**Aim of the exercise:** Determine which lines contain the word "JSON", then copy those lines.
# START OF Exercise materials
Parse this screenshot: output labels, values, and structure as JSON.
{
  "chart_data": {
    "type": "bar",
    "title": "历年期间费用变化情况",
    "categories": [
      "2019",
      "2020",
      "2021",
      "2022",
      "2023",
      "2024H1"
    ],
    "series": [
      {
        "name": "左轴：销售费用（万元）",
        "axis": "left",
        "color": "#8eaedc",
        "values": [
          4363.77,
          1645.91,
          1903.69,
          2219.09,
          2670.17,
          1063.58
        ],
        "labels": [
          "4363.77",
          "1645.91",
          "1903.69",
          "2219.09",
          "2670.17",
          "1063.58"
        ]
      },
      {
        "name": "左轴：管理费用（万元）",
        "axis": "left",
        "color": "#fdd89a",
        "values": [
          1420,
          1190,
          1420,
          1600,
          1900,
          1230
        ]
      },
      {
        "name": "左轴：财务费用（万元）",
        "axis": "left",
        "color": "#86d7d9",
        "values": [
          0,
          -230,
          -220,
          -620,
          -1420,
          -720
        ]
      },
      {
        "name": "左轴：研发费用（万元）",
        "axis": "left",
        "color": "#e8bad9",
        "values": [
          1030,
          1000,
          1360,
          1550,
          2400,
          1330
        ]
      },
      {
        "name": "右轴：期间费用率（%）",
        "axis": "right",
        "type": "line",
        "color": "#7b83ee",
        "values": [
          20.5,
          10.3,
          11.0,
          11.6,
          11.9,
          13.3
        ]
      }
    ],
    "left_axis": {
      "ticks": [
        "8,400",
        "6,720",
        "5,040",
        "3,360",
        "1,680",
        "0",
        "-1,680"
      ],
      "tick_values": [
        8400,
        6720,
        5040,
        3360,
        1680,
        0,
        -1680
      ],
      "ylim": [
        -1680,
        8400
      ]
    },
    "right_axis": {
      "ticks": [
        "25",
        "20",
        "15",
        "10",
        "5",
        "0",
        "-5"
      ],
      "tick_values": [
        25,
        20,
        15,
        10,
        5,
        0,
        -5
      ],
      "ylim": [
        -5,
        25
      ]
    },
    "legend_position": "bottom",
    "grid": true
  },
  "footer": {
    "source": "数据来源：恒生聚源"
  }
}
# END OF Exercise materials
# START OF Exercise materials
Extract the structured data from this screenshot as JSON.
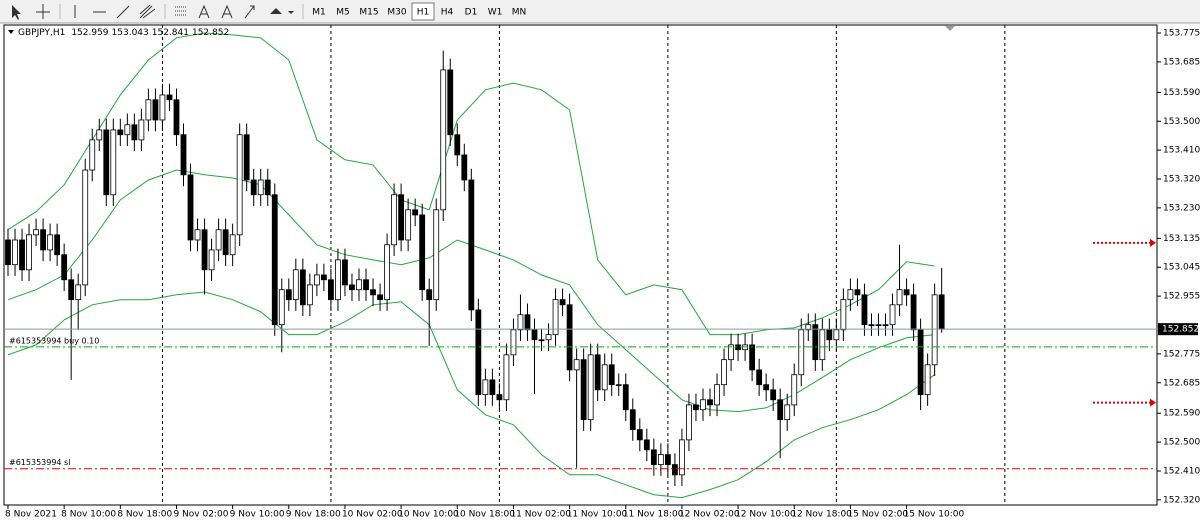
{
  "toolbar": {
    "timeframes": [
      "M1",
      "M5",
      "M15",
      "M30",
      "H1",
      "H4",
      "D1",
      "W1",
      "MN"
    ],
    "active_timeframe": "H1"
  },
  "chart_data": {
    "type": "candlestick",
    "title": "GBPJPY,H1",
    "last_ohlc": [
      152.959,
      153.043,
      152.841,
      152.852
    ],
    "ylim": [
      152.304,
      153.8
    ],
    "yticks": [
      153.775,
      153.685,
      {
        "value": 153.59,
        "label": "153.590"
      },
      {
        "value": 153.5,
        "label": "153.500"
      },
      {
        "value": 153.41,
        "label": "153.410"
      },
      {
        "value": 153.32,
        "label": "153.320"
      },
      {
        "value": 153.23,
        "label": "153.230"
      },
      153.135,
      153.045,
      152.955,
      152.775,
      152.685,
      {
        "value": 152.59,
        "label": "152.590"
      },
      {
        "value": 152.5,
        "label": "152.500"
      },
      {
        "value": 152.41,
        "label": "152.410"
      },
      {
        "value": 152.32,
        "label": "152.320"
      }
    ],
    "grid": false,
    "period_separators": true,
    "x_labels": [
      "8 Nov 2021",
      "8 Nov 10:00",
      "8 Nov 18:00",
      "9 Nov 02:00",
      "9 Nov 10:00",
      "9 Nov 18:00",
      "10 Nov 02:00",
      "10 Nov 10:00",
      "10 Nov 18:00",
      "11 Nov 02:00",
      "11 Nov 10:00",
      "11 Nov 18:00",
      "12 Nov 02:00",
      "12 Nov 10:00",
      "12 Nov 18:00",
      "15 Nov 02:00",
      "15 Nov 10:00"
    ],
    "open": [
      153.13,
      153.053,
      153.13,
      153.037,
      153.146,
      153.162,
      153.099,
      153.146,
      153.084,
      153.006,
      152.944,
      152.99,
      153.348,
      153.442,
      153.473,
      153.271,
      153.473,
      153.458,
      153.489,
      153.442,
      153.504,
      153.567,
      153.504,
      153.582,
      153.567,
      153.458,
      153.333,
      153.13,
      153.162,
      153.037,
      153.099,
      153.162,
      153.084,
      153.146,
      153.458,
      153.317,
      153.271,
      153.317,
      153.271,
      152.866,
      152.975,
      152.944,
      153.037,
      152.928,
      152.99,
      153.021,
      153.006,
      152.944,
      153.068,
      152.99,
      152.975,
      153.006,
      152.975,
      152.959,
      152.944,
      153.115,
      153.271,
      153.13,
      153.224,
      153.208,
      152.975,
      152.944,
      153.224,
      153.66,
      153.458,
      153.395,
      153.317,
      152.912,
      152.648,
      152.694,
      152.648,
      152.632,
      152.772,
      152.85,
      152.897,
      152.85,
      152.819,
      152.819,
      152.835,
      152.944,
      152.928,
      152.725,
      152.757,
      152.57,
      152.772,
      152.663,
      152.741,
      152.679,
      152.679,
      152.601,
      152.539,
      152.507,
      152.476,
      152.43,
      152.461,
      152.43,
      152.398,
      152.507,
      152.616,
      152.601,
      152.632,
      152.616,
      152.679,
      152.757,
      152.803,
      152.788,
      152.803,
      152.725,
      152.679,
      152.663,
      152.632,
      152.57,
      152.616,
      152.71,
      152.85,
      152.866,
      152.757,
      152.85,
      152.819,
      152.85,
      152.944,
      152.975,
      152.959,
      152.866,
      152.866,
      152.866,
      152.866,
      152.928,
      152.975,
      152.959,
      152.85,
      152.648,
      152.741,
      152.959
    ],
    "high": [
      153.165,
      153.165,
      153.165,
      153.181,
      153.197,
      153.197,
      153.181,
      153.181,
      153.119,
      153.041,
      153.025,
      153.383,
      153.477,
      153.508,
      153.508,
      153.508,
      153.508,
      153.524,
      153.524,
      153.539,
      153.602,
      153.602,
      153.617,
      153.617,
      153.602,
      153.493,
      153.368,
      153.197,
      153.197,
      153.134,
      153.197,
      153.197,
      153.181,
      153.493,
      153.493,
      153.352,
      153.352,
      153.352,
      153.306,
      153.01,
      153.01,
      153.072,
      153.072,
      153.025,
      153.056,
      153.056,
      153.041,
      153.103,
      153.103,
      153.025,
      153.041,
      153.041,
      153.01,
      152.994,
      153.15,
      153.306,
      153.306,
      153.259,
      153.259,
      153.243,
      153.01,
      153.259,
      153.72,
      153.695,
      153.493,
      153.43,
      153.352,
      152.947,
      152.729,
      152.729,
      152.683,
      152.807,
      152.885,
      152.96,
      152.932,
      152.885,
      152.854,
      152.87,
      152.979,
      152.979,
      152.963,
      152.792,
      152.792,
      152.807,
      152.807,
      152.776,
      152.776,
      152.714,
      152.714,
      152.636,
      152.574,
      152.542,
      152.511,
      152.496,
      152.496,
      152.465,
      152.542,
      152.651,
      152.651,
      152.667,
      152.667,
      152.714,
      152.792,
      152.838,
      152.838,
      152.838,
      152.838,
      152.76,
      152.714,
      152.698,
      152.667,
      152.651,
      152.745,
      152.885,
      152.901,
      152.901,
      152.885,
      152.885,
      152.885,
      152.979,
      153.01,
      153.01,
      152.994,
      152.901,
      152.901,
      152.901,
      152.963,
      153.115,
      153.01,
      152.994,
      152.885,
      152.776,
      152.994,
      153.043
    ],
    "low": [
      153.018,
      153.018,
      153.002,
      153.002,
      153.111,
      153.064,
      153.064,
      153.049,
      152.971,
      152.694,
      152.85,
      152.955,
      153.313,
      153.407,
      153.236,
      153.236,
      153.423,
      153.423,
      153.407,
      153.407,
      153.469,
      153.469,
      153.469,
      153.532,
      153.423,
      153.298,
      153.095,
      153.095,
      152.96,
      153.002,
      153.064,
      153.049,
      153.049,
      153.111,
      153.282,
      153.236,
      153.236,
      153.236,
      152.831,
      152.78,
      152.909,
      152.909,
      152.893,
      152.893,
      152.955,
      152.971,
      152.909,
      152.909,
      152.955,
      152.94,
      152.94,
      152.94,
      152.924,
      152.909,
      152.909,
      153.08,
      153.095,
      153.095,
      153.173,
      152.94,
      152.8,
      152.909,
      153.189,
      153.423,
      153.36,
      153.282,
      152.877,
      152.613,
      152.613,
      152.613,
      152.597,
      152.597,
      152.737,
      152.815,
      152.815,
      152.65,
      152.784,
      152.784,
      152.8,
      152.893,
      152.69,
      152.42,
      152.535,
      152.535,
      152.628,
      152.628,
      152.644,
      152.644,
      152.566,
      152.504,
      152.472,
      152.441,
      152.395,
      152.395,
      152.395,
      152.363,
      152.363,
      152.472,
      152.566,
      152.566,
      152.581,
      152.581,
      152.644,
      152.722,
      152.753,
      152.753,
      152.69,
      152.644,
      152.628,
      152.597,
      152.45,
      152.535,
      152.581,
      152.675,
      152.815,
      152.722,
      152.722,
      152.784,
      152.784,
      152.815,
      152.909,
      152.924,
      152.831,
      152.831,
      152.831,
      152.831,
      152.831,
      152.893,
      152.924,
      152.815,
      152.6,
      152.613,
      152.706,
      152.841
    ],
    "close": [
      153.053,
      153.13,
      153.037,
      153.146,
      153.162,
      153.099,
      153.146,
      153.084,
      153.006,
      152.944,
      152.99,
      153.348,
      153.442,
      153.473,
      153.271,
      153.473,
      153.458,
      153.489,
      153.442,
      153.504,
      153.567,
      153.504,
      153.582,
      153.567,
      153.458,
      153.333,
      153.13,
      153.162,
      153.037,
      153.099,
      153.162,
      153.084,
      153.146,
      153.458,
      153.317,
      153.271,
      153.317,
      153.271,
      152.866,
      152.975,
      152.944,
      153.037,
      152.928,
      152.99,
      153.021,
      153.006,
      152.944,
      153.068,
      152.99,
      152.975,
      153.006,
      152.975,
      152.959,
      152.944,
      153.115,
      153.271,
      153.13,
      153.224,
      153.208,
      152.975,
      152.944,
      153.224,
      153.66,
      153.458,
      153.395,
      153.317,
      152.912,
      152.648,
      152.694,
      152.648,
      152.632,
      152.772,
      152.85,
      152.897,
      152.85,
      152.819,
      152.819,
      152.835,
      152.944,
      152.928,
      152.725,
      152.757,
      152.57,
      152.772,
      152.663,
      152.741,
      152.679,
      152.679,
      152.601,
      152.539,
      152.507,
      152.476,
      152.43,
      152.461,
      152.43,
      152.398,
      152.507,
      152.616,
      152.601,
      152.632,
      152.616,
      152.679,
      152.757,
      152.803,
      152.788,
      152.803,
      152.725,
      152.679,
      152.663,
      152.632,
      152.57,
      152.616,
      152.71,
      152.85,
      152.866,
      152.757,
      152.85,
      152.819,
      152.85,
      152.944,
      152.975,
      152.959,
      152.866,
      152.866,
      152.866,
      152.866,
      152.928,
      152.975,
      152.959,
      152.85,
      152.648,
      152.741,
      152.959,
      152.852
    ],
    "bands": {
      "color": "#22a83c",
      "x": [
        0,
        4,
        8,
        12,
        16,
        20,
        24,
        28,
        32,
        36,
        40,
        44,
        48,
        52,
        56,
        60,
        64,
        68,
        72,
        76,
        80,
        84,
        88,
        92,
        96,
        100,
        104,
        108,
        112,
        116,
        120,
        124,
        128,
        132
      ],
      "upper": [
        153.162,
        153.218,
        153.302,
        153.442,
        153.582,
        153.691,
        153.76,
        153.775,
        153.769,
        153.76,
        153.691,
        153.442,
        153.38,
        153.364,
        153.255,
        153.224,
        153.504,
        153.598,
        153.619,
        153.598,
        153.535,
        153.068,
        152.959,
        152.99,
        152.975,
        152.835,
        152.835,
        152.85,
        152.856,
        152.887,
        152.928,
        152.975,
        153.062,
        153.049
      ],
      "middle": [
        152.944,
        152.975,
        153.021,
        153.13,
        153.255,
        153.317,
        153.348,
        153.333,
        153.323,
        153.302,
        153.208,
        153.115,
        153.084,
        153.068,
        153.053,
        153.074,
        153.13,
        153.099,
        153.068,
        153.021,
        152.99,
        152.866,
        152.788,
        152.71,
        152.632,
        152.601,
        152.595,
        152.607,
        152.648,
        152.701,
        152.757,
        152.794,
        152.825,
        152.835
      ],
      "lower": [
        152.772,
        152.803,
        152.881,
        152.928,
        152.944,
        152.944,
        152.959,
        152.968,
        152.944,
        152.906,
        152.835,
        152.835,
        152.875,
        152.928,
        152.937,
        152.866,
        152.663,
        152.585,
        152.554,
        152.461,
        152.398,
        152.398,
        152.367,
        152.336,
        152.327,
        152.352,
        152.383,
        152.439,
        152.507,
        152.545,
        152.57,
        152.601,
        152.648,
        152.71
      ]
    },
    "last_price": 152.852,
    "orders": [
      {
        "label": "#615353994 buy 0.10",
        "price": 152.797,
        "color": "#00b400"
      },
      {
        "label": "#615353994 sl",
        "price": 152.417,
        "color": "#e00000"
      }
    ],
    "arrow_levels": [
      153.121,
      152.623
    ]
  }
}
# END OF Exercise materials
# START OF Exercise materials
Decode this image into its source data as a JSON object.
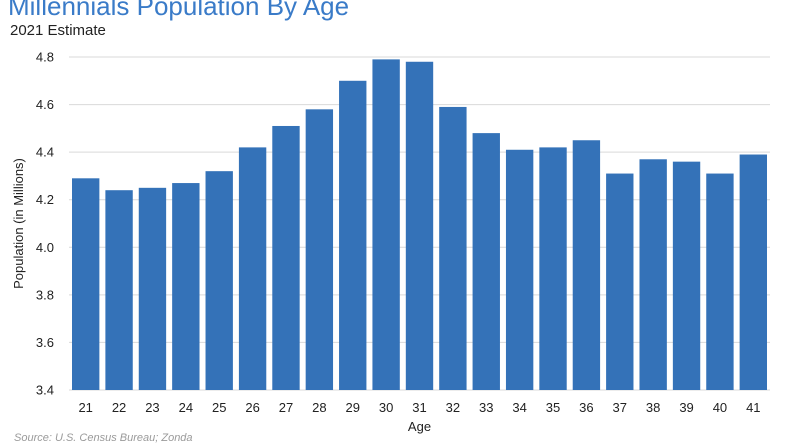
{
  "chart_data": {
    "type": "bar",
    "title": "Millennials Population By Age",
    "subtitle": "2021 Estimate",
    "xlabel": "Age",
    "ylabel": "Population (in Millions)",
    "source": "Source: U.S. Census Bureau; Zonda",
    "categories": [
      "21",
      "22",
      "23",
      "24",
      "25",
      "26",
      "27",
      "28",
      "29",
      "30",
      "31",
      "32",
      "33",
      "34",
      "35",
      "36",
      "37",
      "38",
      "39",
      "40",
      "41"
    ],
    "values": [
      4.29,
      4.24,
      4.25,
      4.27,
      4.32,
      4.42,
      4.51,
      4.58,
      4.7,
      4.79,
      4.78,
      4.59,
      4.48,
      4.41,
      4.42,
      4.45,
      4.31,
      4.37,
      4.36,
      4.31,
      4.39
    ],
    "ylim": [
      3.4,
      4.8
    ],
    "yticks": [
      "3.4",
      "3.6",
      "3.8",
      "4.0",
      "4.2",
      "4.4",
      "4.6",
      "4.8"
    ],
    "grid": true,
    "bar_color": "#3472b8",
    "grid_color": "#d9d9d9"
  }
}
# END OF Exercise materials
**Exercise answer:**
Parse this screenshot: output labels, values, and structure as JSON.
Extract the structured data from this screenshot as JSON.
Decode this image into its source data as a JSON object.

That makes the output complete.